Extract every record, exactly as written, and ignore the pictures.
+++++
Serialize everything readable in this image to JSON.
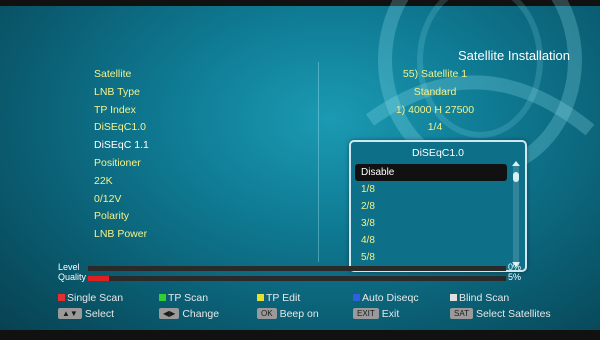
{
  "title": "Satellite Installation",
  "menu": [
    {
      "label": "Satellite",
      "value": "55) Satellite 1"
    },
    {
      "label": "LNB Type",
      "value": "Standard"
    },
    {
      "label": "TP Index",
      "value": "1) 4000 H 27500"
    },
    {
      "label": "DiSEqC1.0",
      "value": "1/4"
    },
    {
      "label": "DiSEqC 1.1",
      "value": ""
    },
    {
      "label": "Positioner",
      "value": ""
    },
    {
      "label": "22K",
      "value": ""
    },
    {
      "label": "0/12V",
      "value": ""
    },
    {
      "label": "Polarity",
      "value": ""
    },
    {
      "label": "LNB Power",
      "value": ""
    }
  ],
  "popup": {
    "title": "DiSEqC1.0",
    "items": [
      "Disable",
      "1/8",
      "2/8",
      "3/8",
      "4/8",
      "5/8"
    ],
    "selected_index": 0
  },
  "meters": {
    "level": {
      "label": "Level",
      "percent": 0,
      "percent_text": "0%",
      "color": "#888888"
    },
    "quality": {
      "label": "Quality",
      "percent": 5,
      "percent_text": "5%",
      "color": "#e02020"
    }
  },
  "legend": {
    "single_scan": {
      "label": "Single Scan",
      "color": "#e03030"
    },
    "tp_scan": {
      "label": "TP Scan",
      "color": "#30d030"
    },
    "tp_edit": {
      "label": "TP Edit",
      "color": "#e8e030"
    },
    "auto_diseqc": {
      "label": "Auto Diseqc",
      "color": "#3060e0"
    },
    "blind_scan": {
      "label": "Blind Scan",
      "color": "#e0e0e0"
    },
    "select": {
      "key": "▲▼",
      "label": "Select"
    },
    "change": {
      "key": "◀▶",
      "label": "Change"
    },
    "beep": {
      "key": "OK",
      "label": "Beep on"
    },
    "exit": {
      "key": "EXIT",
      "label": "Exit"
    },
    "sat": {
      "key": "SAT",
      "label": "Select Satellites"
    }
  }
}
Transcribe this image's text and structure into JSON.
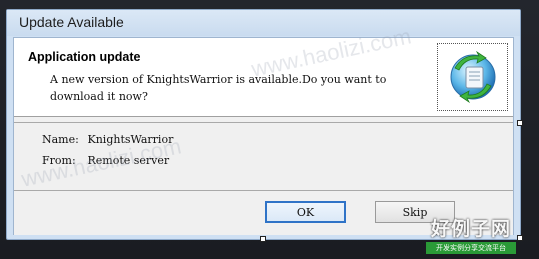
{
  "window": {
    "title": "Update Available"
  },
  "header": {
    "title": "Application update",
    "message": "A new version of KnightsWarrior is available.Do you want to download it now?",
    "icon": "update-globe-icon"
  },
  "details": {
    "name_label": "Name:",
    "name_value": "KnightsWarrior",
    "from_label": "From:",
    "from_value": "Remote server"
  },
  "buttons": {
    "ok": "OK",
    "skip": "Skip"
  },
  "watermark": {
    "text": "www.haolizi.com",
    "logo_main": "好例子网",
    "logo_sub": "开发实例分享交流平台"
  },
  "colors": {
    "accent": "#2f73c7",
    "titlebar": "#cfe0f3"
  }
}
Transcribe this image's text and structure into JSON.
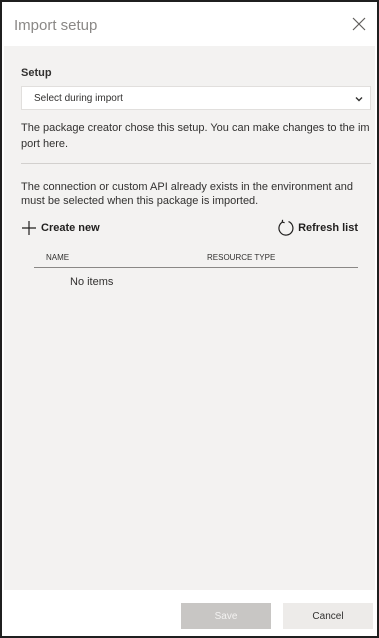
+++++
=== Full response ===
Serialize everything readable in this image to JSON.
{
  "title": "Satellite Installation",
  "menu": [
    {
      "label": "Satellite",
      "value": "55) Satellite 1"
    },
    {
      "label": "LNB Type",
      "value": "Standard"
    },
    {
      "label": "TP Index",
      "value": "1) 4000 H 27500"
    },
    {
      "label": "DiSEqC1.0",
      "value": "1/4"
    },
    {
      "label": "DiSEqC 1.1",
      "value": ""
    },
    {
      "label": "Positioner",
      "value": ""
    },
    {
      "label": "22K",
      "value": ""
    },
    {
      "label": "0/12V",
      "value": ""
    },
    {
      "label": "Polarity",
      "value": ""
    },
    {
      "label": "LNB Power",
      "value": ""
    }
  ],
  "popup": {
    "title": "DiSEqC1.0",
    "items": [
      "Disable",
      "1/8",
      "2/8",
      "3/8",
      "4/8",
      "5/8"
    ],
    "selected_index": 0
  },
  "meters": {
    "level": {
      "label": "Level",
      "percent": 0,
      "percent_text": "0%",
      "color": "#888888"
    },
    "quality": {
      "label": "Quality",
      "percent": 5,
      "percent_text": "5%",
      "color": "#e02020"
    }
  },
  "legend": {
    "single_scan": {
      "label": "Single Scan",
      "color": "#e03030"
    },
    "tp_scan": {
      "label": "TP Scan",
      "color": "#30d030"
    },
    "tp_edit": {
      "label": "TP Edit",
      "color": "#e8e030"
    },
    "auto_diseqc": {
      "label": "Auto Diseqc",
      "color": "#3060e0"
    },
    "blind_scan": {
      "label": "Blind Scan",
      "color": "#e0e0e0"
    },
    "select": {
      "key": "▲▼",
      "label": "Select"
    },
    "change": {
      "key": "◀▶",
      "label": "Change"
    },
    "beep": {
      "key": "OK",
      "label": "Beep on"
    },
    "exit": {
      "key": "EXIT",
      "label": "Exit"
    },
    "sat": {
      "key": "SAT",
      "label": "Select Satellites"
    }
  }
}
Transcribe this image's text and structure into JSON.
{
  "window": {
    "title": "Update Available"
  },
  "header": {
    "title": "Application update",
    "message": "A new version of KnightsWarrior is available.Do you want to download it now?",
    "icon": "update-globe-icon"
  },
  "details": {
    "name_label": "Name:",
    "name_value": "KnightsWarrior",
    "from_label": "From:",
    "from_value": "Remote server"
  },
  "buttons": {
    "ok": "OK",
    "skip": "Skip"
  },
  "watermark": {
    "text": "www.haolizi.com",
    "logo_main": "好例子网",
    "logo_sub": "开发实例分享交流平台"
  },
  "colors": {
    "accent": "#2f73c7",
    "titlebar": "#cfe0f3"
  }
}
Transcribe this image's text and structure into JSON.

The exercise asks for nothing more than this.